Extracted records:
....
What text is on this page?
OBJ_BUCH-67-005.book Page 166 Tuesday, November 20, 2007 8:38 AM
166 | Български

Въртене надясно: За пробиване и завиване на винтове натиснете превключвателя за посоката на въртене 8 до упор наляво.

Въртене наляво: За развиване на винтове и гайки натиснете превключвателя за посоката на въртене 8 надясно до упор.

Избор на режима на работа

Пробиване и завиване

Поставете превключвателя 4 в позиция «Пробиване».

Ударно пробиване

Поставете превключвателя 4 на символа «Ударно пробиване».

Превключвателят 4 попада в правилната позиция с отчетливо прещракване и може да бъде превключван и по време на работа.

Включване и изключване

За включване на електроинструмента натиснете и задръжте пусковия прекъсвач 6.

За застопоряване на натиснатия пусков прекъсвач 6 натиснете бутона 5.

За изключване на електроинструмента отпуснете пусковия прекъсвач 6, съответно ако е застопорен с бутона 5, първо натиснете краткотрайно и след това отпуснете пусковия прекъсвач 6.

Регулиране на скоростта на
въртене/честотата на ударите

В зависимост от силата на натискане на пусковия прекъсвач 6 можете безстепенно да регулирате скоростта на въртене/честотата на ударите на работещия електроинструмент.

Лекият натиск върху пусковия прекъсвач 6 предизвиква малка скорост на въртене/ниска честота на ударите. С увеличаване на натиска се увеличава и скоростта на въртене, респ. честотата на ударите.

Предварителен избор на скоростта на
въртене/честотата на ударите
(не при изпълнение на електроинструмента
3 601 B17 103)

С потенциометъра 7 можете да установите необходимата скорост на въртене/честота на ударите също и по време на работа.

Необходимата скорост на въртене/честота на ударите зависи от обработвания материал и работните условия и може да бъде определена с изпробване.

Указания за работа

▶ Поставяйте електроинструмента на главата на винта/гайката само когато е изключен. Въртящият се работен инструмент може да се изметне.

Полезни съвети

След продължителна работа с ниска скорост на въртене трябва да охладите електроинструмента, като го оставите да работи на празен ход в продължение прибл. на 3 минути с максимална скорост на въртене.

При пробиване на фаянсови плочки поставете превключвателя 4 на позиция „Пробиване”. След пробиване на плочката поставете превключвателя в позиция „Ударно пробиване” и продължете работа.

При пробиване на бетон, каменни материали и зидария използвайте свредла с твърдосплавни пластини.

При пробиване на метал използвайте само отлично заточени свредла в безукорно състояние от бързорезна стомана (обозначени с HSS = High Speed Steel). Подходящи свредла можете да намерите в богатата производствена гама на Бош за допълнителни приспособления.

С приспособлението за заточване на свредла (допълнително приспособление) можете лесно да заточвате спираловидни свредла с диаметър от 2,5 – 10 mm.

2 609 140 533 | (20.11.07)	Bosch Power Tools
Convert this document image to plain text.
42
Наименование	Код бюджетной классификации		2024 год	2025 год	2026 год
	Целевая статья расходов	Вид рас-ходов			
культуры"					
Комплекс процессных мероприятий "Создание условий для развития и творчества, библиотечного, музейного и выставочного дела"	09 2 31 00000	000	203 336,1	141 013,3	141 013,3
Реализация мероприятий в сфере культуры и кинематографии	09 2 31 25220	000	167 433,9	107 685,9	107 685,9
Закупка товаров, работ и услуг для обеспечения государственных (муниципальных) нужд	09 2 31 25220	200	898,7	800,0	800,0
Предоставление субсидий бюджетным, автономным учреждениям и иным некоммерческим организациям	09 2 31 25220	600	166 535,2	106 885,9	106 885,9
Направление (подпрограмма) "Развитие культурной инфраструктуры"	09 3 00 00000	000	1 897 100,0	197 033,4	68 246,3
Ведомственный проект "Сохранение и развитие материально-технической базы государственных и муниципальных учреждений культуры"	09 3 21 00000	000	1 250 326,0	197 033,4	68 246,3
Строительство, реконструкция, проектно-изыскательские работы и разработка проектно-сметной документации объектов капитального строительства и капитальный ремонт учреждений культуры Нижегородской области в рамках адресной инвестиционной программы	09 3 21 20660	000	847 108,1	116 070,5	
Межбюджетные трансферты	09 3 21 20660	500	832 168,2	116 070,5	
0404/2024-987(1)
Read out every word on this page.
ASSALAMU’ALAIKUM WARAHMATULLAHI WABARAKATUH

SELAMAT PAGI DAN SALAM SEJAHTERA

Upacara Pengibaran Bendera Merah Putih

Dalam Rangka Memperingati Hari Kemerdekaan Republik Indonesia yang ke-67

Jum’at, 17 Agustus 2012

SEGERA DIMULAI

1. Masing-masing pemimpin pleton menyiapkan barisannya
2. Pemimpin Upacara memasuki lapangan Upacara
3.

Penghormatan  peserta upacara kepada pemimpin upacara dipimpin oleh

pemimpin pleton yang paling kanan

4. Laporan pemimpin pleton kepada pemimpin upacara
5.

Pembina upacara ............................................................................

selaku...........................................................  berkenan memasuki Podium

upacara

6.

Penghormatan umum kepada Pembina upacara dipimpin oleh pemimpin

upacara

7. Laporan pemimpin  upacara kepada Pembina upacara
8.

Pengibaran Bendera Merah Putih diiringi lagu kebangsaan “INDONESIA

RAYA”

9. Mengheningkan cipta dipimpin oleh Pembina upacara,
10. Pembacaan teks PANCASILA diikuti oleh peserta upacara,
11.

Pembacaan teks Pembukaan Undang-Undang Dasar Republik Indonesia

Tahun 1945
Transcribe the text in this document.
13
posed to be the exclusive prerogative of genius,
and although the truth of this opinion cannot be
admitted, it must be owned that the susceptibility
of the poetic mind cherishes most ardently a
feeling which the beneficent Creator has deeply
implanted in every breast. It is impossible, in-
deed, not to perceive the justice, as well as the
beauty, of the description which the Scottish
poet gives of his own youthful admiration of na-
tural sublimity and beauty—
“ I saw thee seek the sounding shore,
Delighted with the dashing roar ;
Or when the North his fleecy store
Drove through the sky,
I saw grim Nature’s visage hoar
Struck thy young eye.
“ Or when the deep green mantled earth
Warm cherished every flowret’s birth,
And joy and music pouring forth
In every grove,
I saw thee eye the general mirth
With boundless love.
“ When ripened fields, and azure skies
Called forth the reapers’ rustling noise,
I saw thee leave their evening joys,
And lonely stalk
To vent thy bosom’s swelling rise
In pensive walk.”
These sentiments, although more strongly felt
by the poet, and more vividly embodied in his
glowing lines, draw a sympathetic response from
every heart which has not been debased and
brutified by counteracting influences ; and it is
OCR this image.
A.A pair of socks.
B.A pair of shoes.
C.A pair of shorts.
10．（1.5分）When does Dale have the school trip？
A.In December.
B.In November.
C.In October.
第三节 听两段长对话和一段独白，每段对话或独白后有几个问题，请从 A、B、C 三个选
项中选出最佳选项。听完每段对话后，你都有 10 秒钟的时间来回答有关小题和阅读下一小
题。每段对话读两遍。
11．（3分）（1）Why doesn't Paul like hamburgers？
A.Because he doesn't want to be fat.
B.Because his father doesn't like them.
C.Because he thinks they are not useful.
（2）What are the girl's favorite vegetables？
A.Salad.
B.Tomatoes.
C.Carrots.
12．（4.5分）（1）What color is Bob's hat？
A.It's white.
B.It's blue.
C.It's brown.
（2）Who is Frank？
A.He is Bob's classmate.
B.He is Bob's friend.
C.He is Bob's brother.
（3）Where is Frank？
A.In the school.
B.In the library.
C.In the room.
....
• STATED EXERCISE: All lines holding the word "посоката" should be picked out and copied.

• THE REPLY:
Въртене надясно: За пробиване и завиване на винтове натиснете превключвателя за посоката на въртене 8 до упор наляво.
Въртене наляво: За развиване на винтове и гайки натиснете превключвателя за посоката на въртене 8 надясно до упор.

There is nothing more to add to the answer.